* _Listed records_

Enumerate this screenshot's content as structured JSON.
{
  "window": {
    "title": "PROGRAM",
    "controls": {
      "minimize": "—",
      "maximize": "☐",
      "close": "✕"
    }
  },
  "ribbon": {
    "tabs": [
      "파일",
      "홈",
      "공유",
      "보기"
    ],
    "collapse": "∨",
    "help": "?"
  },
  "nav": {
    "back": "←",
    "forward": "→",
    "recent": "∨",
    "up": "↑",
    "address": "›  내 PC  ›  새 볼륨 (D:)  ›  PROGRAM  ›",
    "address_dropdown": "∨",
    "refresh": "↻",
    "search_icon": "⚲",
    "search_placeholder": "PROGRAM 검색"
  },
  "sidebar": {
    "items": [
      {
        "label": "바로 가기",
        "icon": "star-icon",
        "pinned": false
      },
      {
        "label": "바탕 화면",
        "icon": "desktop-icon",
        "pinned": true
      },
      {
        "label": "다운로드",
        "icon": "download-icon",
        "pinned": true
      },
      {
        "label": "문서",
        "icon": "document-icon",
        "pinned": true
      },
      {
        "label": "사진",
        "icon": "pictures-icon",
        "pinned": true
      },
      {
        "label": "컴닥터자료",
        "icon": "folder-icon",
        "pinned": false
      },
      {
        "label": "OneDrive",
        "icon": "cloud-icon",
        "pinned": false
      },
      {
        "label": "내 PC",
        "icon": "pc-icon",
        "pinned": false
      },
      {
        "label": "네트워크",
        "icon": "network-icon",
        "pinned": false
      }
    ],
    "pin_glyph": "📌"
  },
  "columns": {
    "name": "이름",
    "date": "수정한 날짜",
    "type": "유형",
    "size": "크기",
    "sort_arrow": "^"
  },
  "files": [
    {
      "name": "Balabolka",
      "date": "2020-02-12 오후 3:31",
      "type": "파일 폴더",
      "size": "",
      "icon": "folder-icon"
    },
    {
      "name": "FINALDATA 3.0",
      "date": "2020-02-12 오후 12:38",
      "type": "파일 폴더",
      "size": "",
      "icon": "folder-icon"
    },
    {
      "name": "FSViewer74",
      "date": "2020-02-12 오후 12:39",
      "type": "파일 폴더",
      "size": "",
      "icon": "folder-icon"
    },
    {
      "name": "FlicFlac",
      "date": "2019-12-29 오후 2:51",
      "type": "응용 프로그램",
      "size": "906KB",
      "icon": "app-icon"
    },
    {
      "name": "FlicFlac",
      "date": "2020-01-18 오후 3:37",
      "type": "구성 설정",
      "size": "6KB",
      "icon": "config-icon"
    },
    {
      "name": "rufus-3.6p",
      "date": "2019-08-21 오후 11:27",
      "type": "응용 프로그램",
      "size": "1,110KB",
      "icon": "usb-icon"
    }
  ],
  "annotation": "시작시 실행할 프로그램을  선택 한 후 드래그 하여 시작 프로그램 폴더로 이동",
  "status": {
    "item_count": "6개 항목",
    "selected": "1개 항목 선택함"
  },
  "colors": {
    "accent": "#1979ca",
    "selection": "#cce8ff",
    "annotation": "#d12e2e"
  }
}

* _Objective_
Once more, set down the full listing, verbatim.

* _Expected output_
Enumerate this screenshot's content as structured JSON.
{
  "window": {
    "title": "PROGRAM",
    "controls": {
      "minimize": "—",
      "maximize": "☐",
      "close": "✕"
    }
  },
  "ribbon": {
    "tabs": [
      "파일",
      "홈",
      "공유",
      "보기"
    ],
    "collapse": "∨",
    "help": "?"
  },
  "nav": {
    "back": "←",
    "forward": "→",
    "recent": "∨",
    "up": "↑",
    "address": "›  내 PC  ›  새 볼륨 (D:)  ›  PROGRAM  ›",
    "address_dropdown": "∨",
    "refresh": "↻",
    "search_icon": "⚲",
    "search_placeholder": "PROGRAM 검색"
  },
  "sidebar": {
    "items": [
      {
        "label": "바로 가기",
        "icon": "star-icon",
        "pinned": false
      },
      {
        "label": "바탕 화면",
        "icon": "desktop-icon",
        "pinned": true
      },
      {
        "label": "다운로드",
        "icon": "download-icon",
        "pinned": true
      },
      {
        "label": "문서",
        "icon": "document-icon",
        "pinned": true
      },
      {
        "label": "사진",
        "icon": "pictures-icon",
        "pinned": true
      },
      {
        "label": "컴닥터자료",
        "icon": "folder-icon",
        "pinned": false
      },
      {
        "label": "OneDrive",
        "icon": "cloud-icon",
        "pinned": false
      },
      {
        "label": "내 PC",
        "icon": "pc-icon",
        "pinned": false
      },
      {
        "label": "네트워크",
        "icon": "network-icon",
        "pinned": false
      }
    ],
    "pin_glyph": "📌"
  },
  "columns": {
    "name": "이름",
    "date": "수정한 날짜",
    "type": "유형",
    "size": "크기",
    "sort_arrow": "^"
  },
  "files": [
    {
      "name": "Balabolka",
      "date": "2020-02-12 오후 3:31",
      "type": "파일 폴더",
      "size": "",
      "icon": "folder-icon"
    },
    {
      "name": "FINALDATA 3.0",
      "date": "2020-02-12 오후 12:38",
      "type": "파일 폴더",
      "size": "",
      "icon": "folder-icon"
    },
    {
      "name": "FSViewer74",
      "date": "2020-02-12 오후 12:39",
      "type": "파일 폴더",
      "size": "",
      "icon": "folder-icon"
    },
    {
      "name": "FlicFlac",
      "date": "2019-12-29 오후 2:51",
      "type": "응용 프로그램",
      "size": "906KB",
      "icon": "app-icon"
    },
    {
      "name": "FlicFlac",
      "date": "2020-01-18 오후 3:37",
      "type": "구성 설정",
      "size": "6KB",
      "icon": "config-icon"
    },
    {
      "name": "rufus-3.6p",
      "date": "2019-08-21 오후 11:27",
      "type": "응용 프로그램",
      "size": "1,110KB",
      "icon": "usb-icon"
    }
  ],
  "annotation": "시작시 실행할 프로그램을  선택 한 후 드래그 하여 시작 프로그램 폴더로 이동",
  "status": {
    "item_count": "6개 항목",
    "selected": "1개 항목 선택함"
  },
  "colors": {
    "accent": "#1979ca",
    "selection": "#cce8ff",
    "annotation": "#d12e2e"
  }
}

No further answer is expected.